§ **AIM**: Write each line word for word, from the line that contains "Give me a plain-text" through the last line of the material below.

§ **THE RECORDS**:
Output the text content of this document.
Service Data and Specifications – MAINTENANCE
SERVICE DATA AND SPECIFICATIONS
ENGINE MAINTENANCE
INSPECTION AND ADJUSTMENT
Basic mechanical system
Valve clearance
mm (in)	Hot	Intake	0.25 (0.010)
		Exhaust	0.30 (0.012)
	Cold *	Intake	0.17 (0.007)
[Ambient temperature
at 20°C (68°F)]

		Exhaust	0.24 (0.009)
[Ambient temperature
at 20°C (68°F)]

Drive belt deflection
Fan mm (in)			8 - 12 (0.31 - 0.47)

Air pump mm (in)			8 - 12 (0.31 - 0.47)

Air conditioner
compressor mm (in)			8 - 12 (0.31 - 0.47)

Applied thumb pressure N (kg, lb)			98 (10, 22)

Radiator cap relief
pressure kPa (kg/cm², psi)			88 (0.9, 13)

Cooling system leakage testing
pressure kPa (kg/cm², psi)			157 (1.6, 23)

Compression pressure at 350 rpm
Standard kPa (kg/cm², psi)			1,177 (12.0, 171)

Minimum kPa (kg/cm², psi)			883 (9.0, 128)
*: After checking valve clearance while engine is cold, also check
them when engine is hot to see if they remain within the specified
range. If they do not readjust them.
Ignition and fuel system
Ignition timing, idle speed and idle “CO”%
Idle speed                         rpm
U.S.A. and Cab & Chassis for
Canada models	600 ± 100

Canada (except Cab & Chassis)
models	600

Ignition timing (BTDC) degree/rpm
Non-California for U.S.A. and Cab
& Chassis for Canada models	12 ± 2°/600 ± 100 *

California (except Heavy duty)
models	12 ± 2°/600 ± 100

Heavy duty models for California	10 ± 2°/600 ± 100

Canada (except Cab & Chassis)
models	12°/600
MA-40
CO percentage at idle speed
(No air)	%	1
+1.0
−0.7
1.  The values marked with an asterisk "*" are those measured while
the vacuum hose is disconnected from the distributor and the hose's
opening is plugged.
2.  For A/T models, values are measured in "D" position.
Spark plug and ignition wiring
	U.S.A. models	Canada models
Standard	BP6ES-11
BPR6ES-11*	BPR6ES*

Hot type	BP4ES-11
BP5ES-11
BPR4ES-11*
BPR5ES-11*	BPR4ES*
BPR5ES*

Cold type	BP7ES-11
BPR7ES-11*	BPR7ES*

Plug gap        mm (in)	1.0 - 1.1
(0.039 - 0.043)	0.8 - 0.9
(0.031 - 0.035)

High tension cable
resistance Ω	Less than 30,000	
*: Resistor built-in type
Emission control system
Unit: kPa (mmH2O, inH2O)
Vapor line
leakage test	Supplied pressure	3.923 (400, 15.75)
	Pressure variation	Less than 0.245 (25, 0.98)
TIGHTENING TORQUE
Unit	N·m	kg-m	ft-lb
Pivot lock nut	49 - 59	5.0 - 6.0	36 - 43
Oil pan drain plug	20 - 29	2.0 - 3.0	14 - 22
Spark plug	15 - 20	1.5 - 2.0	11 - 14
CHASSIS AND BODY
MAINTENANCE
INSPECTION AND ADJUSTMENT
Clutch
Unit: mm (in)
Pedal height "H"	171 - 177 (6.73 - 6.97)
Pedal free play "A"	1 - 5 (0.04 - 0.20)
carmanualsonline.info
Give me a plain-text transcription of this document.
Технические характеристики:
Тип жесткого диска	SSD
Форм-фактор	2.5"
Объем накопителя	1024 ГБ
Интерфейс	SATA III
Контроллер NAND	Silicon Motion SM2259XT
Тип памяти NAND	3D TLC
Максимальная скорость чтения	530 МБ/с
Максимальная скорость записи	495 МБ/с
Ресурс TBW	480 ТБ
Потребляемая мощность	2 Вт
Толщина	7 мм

§ **EXERCISE SOLUTION**:
Give me a plain-text transcription of this document.
Технические характеристики:
Тип жесткого диска	SSD
Форм-фактор	2.5"
Объем накопителя	1024 ГБ
Интерфейс	SATA III
Контроллер NAND	Silicon Motion SM2259XT
Тип памяти NAND	3D TLC
Максимальная скорость чтения	530 МБ/с
Максимальная скорость записи	495 МБ/с
Ресурс TBW	480 ТБ
Потребляемая мощность	2 Вт
Толщина	7 мм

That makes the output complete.